Document passage →
Segment Open
"We know that if we don't create the right set of incentives for healthcare quality improvements and cost containment through our payment system, then we will get exactly what we are paying for today. We need to implement payment methods that pay for quality improvement and support quality and create incentives to reduce waste," she says.
Successfully reining in costs while advancing outcomes will require participation from all segments of the healthcare industry, Delbanco says.
"When you look at the national scorecard findings, they aren't a judgment on any one sector of the healthcare system. No one stakeholder can change payments on its own. While CPR is made up largely of healthcare purchasers, they are dependent on the health plans, and, of course, it is up to doctors and hospitals to be willing to accept new forms of payment."
Delbanco is optimistic that CPR will reach its goal and believes the organization will likely set an even more aggressive benchmark for the future. "We have a good chance of beating our goal of 20% by 2020… The important thing is that the 20% was never meant to be a cap… It was meant to set a near-term goal that we could track our progress against that was somewhere between ambitious and realistic. We'll be looking to put our eye on a more ambitious target over time, I'm sure."
Along with the scorecard, CPR also unveiled the National Compendium on Payment Reform, an online database intended to catalogue the various payment reform programs underway across the country. Providers and plans can add their payment reform programs to the Compendium, which CPR says will grow over time.
Segment Closed
List of tasks →
a - Reproduce the healthcare payment passage word for word, between "Delbanco is optimistic" and "grow over time.", inclusive.
b - In the healthcare payment passage's quote saying no one stakeholder can change payments on its own, which parties are named?

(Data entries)
Segment Open
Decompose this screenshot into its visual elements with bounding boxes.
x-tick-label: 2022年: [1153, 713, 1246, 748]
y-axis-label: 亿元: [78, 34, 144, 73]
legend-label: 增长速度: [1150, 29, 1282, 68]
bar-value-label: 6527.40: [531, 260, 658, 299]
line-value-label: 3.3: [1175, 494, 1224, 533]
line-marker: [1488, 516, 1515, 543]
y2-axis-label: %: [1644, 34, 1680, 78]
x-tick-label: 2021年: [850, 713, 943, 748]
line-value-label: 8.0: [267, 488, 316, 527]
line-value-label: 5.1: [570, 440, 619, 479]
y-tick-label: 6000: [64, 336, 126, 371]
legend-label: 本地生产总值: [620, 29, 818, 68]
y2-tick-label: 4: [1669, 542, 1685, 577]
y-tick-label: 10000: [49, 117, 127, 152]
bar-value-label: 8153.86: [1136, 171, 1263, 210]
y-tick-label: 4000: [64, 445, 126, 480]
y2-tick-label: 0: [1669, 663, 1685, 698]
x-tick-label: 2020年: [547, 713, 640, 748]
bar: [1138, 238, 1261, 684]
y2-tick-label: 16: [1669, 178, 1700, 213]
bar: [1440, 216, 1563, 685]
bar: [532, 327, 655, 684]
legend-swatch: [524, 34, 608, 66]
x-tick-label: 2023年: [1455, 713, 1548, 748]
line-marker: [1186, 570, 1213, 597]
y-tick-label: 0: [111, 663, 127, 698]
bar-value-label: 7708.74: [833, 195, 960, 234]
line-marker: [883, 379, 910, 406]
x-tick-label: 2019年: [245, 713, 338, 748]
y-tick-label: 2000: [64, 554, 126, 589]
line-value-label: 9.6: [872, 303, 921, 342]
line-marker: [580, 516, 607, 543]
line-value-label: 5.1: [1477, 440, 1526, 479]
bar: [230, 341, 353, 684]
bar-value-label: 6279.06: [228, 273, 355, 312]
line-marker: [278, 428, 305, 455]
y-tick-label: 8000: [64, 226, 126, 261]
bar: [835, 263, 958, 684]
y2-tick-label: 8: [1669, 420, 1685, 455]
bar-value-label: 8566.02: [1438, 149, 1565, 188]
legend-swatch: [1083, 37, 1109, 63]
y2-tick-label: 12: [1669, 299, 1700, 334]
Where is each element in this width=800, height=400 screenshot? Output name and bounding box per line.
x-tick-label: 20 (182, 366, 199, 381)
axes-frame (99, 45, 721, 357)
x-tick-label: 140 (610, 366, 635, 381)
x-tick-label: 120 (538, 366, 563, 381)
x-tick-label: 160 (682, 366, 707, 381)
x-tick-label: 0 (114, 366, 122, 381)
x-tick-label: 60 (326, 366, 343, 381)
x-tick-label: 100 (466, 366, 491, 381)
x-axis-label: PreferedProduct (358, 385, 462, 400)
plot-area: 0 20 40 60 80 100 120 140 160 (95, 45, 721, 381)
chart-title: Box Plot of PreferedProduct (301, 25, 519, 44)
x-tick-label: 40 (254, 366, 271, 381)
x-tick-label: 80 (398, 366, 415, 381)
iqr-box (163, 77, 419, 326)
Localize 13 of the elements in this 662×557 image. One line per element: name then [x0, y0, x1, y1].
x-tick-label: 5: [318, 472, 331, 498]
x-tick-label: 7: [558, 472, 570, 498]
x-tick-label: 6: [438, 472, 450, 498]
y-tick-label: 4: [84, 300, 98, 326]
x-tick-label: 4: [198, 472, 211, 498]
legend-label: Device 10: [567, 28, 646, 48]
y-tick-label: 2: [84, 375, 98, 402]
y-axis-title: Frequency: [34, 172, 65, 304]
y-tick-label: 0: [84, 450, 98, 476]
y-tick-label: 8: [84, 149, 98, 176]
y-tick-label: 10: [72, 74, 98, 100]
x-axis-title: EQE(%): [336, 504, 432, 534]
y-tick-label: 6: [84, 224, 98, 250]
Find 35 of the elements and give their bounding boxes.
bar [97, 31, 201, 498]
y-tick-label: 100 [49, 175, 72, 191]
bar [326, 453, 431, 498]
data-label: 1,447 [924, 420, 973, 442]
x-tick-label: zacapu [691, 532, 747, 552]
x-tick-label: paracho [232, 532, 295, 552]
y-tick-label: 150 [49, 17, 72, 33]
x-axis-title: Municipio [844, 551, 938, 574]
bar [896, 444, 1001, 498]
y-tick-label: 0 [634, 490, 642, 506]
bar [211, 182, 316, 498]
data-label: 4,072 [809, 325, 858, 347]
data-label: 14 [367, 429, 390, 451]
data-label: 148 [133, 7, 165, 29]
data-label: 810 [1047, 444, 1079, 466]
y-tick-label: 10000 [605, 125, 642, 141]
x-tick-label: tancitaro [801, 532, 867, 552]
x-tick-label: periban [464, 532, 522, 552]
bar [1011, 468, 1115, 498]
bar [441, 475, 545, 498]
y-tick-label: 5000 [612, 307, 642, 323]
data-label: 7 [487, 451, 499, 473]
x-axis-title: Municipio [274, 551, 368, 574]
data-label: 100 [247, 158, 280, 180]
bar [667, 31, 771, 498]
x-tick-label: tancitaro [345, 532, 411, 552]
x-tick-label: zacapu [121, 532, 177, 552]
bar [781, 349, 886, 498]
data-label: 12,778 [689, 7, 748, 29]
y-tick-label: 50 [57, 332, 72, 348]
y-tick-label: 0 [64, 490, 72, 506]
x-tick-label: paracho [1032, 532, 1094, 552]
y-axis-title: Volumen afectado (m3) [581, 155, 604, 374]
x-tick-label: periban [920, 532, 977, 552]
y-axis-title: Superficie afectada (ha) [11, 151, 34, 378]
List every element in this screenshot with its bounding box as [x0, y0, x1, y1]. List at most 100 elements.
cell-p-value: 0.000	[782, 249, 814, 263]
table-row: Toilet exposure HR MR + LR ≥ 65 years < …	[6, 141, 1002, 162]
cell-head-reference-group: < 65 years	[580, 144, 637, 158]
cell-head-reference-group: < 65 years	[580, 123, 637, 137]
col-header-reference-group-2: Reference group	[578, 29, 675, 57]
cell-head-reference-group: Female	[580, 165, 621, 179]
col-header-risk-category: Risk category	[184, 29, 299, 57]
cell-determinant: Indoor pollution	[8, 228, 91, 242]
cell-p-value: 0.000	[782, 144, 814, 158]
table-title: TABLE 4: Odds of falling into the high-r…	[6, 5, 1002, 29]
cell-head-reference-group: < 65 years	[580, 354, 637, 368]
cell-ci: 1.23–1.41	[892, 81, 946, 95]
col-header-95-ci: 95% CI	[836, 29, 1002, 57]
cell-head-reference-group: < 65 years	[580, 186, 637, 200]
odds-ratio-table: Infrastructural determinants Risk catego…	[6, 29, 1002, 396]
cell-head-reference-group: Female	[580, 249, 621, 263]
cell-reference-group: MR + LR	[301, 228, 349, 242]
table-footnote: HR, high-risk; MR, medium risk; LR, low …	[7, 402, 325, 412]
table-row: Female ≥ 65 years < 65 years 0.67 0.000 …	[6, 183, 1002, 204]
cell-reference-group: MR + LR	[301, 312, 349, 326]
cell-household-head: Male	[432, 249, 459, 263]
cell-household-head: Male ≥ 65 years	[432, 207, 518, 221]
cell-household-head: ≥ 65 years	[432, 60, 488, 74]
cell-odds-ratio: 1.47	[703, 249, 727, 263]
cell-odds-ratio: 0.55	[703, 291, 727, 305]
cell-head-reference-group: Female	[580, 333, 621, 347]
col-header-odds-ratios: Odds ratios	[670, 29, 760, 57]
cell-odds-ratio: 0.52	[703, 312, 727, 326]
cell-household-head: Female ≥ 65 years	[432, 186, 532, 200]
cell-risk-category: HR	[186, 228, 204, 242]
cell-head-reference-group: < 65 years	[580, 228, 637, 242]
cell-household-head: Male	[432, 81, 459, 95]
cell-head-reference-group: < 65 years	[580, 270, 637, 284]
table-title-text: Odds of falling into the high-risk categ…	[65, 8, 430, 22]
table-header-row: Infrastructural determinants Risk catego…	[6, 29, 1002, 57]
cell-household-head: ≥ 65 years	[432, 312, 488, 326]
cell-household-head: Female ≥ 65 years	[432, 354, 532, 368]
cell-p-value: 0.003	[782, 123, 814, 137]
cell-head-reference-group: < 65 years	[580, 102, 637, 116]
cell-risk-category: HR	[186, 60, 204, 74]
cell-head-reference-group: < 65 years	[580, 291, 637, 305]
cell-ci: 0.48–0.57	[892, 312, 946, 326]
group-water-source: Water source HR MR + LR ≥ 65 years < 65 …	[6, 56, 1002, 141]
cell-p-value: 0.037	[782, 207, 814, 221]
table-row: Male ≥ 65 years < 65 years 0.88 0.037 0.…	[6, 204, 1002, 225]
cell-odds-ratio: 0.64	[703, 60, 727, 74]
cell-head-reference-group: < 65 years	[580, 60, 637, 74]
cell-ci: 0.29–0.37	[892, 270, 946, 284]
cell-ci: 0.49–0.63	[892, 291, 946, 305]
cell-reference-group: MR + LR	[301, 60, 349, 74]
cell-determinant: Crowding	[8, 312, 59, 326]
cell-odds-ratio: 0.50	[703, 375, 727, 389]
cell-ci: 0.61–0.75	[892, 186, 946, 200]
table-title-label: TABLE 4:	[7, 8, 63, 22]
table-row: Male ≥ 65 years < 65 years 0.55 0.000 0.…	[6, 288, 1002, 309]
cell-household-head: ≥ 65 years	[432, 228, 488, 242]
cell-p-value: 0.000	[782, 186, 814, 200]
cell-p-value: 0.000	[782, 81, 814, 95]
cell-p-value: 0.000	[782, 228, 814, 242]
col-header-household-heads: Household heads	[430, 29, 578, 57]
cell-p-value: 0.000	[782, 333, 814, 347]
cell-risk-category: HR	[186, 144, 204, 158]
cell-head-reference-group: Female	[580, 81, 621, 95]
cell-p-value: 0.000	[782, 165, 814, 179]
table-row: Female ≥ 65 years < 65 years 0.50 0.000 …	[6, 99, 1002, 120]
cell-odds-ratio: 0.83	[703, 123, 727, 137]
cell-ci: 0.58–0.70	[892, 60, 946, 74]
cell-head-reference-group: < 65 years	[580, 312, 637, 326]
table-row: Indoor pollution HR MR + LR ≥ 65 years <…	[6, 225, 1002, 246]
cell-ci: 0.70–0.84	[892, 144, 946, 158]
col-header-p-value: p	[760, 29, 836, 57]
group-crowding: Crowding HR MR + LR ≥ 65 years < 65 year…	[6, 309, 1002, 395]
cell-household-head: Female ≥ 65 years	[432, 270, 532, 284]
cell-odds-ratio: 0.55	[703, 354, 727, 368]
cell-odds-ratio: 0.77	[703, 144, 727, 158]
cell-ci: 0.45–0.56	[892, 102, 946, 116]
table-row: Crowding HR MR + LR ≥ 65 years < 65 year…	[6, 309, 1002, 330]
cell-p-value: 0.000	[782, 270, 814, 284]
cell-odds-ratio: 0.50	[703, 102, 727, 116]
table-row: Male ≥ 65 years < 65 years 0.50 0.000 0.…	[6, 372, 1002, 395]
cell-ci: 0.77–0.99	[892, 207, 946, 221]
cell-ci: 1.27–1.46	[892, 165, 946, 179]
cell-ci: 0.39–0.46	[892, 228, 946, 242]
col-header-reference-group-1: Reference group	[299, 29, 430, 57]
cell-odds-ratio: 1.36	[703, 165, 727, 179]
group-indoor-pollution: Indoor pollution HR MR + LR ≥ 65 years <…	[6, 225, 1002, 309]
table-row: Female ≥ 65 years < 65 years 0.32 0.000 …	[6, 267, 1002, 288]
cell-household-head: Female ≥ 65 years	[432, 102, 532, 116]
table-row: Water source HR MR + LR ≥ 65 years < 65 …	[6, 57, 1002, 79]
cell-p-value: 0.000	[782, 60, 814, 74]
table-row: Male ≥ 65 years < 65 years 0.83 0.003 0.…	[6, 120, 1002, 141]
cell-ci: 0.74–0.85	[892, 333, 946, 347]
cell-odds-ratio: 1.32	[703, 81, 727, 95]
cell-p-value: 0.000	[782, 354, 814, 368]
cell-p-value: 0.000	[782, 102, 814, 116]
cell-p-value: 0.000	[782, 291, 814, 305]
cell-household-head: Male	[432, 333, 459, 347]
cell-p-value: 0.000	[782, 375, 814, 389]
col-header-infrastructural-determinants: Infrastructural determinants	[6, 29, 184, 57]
Segment Closed
Answers to the exercise →
a -
Delbanco is optimistic that CPR will reach its goal and believes the organization will likely set an even more aggressive benchmark for the future. "We have a good chance of beating our goal of 20% by 2020… The important thing is that the 20% was never meant to be a cap… It was meant to set a near-term goal that we could track our progress against that was somewhere between ambitious and realistic. We'll be looking to put our eye on a more ambitious target over time, I'm sure."
Along with the scorecard, CPR also unveiled the National Compendium on Payment Reform, an online database intended to catalogue the various payment reform programs underway across the country. Providers and plans can add their payment reform programs to the Compendium, which CPR says will grow over time.

b - healthcare purchasers, health plans, doctors, hospitals